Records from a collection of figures
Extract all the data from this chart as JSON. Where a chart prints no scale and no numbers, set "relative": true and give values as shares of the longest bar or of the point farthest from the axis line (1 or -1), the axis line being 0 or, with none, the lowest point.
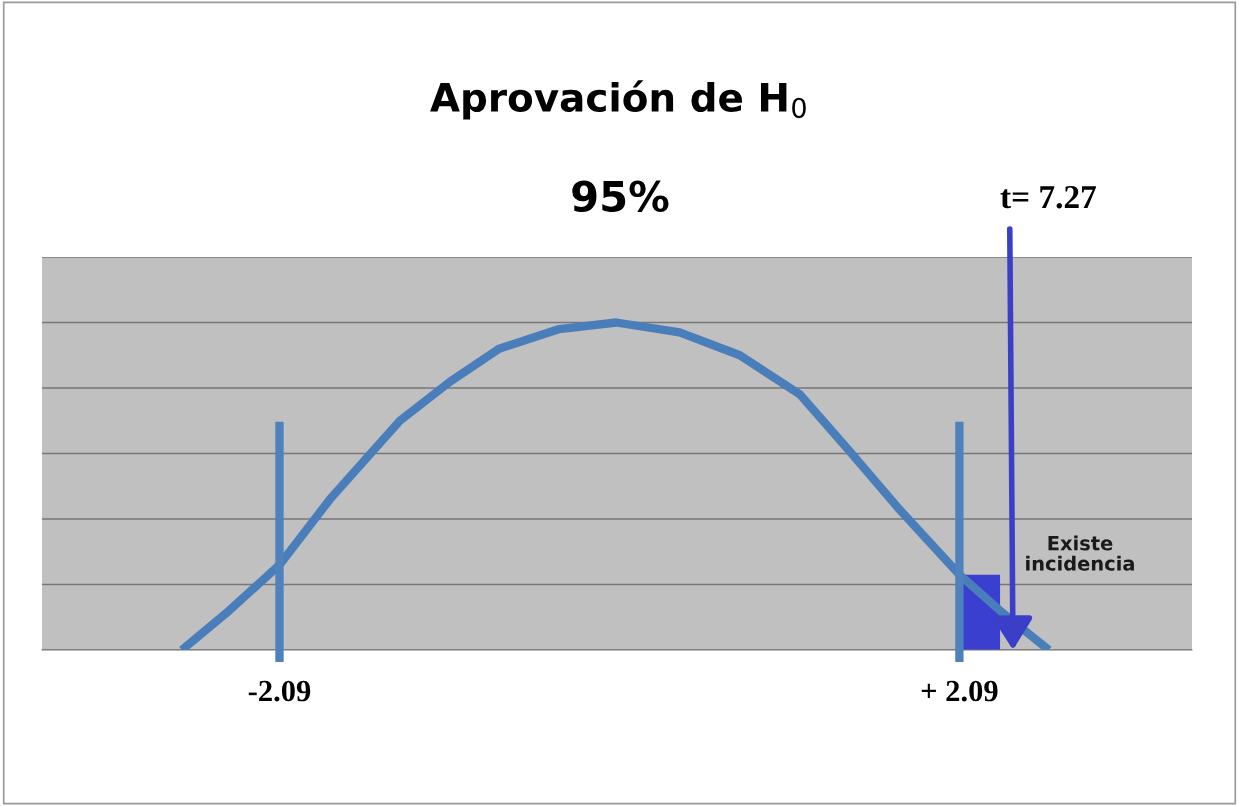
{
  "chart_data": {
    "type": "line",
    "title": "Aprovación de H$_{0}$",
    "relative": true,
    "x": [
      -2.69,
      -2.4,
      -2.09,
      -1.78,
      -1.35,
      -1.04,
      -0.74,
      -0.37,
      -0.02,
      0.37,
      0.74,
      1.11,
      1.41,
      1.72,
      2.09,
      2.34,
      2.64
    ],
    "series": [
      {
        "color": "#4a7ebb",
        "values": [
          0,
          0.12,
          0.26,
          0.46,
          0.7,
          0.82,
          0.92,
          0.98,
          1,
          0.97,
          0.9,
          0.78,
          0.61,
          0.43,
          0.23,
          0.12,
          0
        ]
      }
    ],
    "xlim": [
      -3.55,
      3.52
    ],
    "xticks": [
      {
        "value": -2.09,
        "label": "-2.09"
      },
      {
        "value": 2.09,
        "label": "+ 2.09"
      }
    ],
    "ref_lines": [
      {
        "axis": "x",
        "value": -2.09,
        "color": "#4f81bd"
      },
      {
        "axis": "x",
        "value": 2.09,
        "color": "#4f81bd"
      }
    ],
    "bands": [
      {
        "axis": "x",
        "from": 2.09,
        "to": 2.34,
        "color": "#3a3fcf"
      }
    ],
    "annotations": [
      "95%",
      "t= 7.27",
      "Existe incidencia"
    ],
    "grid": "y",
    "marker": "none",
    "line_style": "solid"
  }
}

**AIM**
Reproduce the material in full, word for word, and omit the pictures.

**RESPONSE**
Extract all the data from this chart as JSON. Where a chart prints no scale and no numbers, set "relative": true and give values as shares of the longest bar or of the point farthest from the axis line (1 or -1), the axis line being 0 or, with none, the lowest point.
{
  "chart_data": {
    "type": "line",
    "title": "Aprovación de H$_{0}$",
    "relative": true,
    "x": [
      -2.69,
      -2.4,
      -2.09,
      -1.78,
      -1.35,
      -1.04,
      -0.74,
      -0.37,
      -0.02,
      0.37,
      0.74,
      1.11,
      1.41,
      1.72,
      2.09,
      2.34,
      2.64
    ],
    "series": [
      {
        "color": "#4a7ebb",
        "values": [
          0,
          0.12,
          0.26,
          0.46,
          0.7,
          0.82,
          0.92,
          0.98,
          1,
          0.97,
          0.9,
          0.78,
          0.61,
          0.43,
          0.23,
          0.12,
          0
        ]
      }
    ],
    "xlim": [
      -3.55,
      3.52
    ],
    "xticks": [
      {
        "value": -2.09,
        "label": "-2.09"
      },
      {
        "value": 2.09,
        "label": "+ 2.09"
      }
    ],
    "ref_lines": [
      {
        "axis": "x",
        "value": -2.09,
        "color": "#4f81bd"
      },
      {
        "axis": "x",
        "value": 2.09,
        "color": "#4f81bd"
      }
    ],
    "bands": [
      {
        "axis": "x",
        "from": 2.09,
        "to": 2.34,
        "color": "#3a3fcf"
      }
    ],
    "annotations": [
      "95%",
      "t= 7.27",
      "Existe incidencia"
    ],
    "grid": "y",
    "marker": "none",
    "line_style": "solid"
  }
}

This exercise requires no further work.